— begin —
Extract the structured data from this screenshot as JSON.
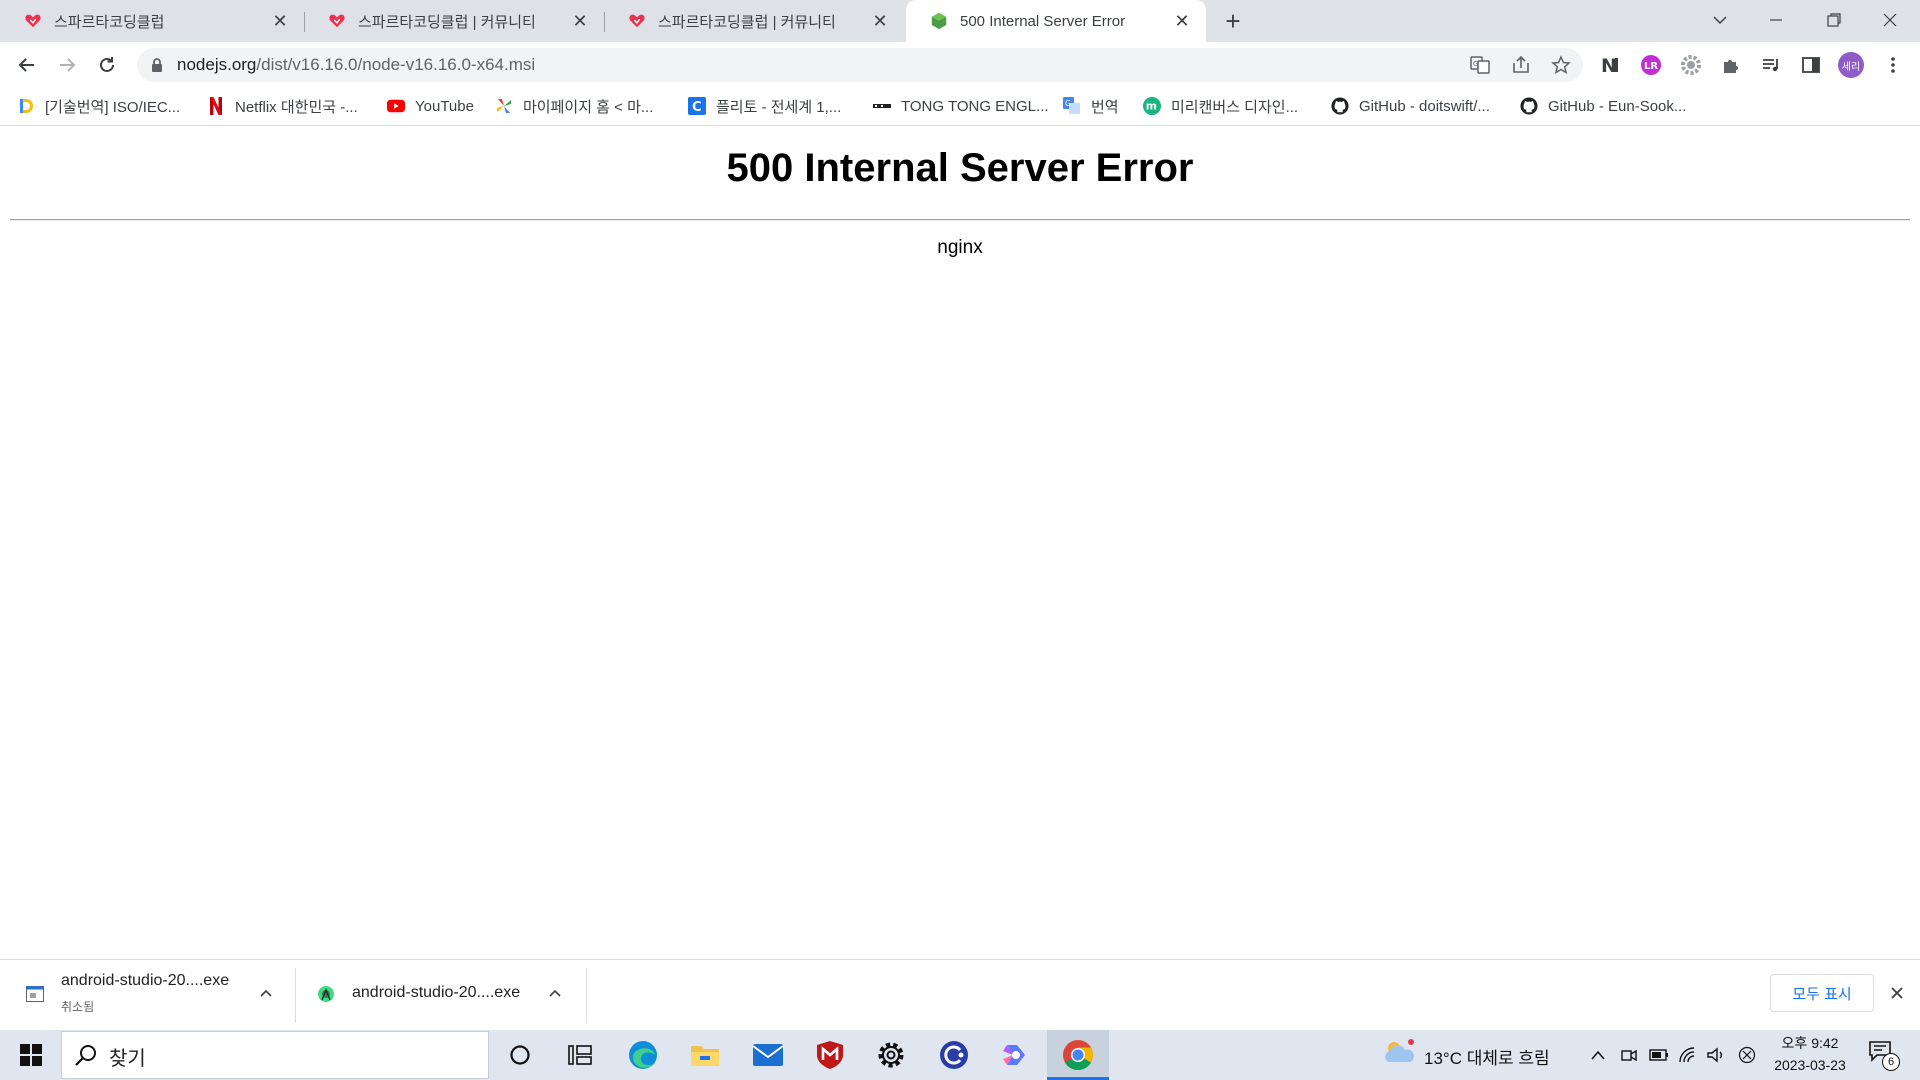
{
  "tabs": [
    {
      "title": "스파르타코딩클럽",
      "active": false
    },
    {
      "title": "스파르타코딩클럽 | 커뮤니티",
      "active": false
    },
    {
      "title": "스파르타코딩클럽 | 커뮤니티",
      "active": false
    },
    {
      "title": "500 Internal Server Error",
      "active": true
    }
  ],
  "address_bar": {
    "host": "nodejs.org",
    "path": "/dist/v16.16.0/node-v16.16.0-x64.msi"
  },
  "profile_avatar_text": "세리",
  "extension_badge_text": "LR",
  "bookmarks": [
    {
      "label": "[기술번역] ISO/IEC...",
      "icon": "d-logo-icon"
    },
    {
      "label": "Netflix 대한민국 -...",
      "icon": "netflix-icon"
    },
    {
      "label": "YouTube",
      "icon": "youtube-icon"
    },
    {
      "label": "마이페이지 홈 < 마...",
      "icon": "pinwheel-icon"
    },
    {
      "label": "플리토 - 전세계 1,...",
      "icon": "flitto-icon"
    },
    {
      "label": "TONG TONG ENGL...",
      "icon": "tongtong-icon"
    },
    {
      "label": "번역",
      "icon": "translate-icon"
    },
    {
      "label": "미리캔버스 디자인...",
      "icon": "miricanvas-icon"
    },
    {
      "label": "GitHub - doitswift/...",
      "icon": "github-icon"
    },
    {
      "label": "GitHub - Eun-Sook...",
      "icon": "github-icon"
    }
  ],
  "page": {
    "heading": "500 Internal Server Error",
    "server": "nginx"
  },
  "downloads": [
    {
      "name": "android-studio-20....exe",
      "status": "취소됨"
    },
    {
      "name": "android-studio-20....exe",
      "status": ""
    }
  ],
  "download_shelf": {
    "show_all": "모두 표시"
  },
  "taskbar": {
    "search_placeholder": "찾기",
    "weather": "13°C  대체로 흐림",
    "time": "오후 9:42",
    "date": "2023-03-23",
    "notification_count": "6"
  },
  "colors": {
    "tabstrip": "#dee1e6",
    "taskbar": "#dfe6ef",
    "link_blue": "#1a73e8",
    "profile_purple": "#8e5bc8"
  }
}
— end —
- Stated problem: Select and copy each line from the data that includes the word "Internal".

- Exercise response:
      "title": "500 Internal Server Error",
    "heading": "500 Internal Server Error",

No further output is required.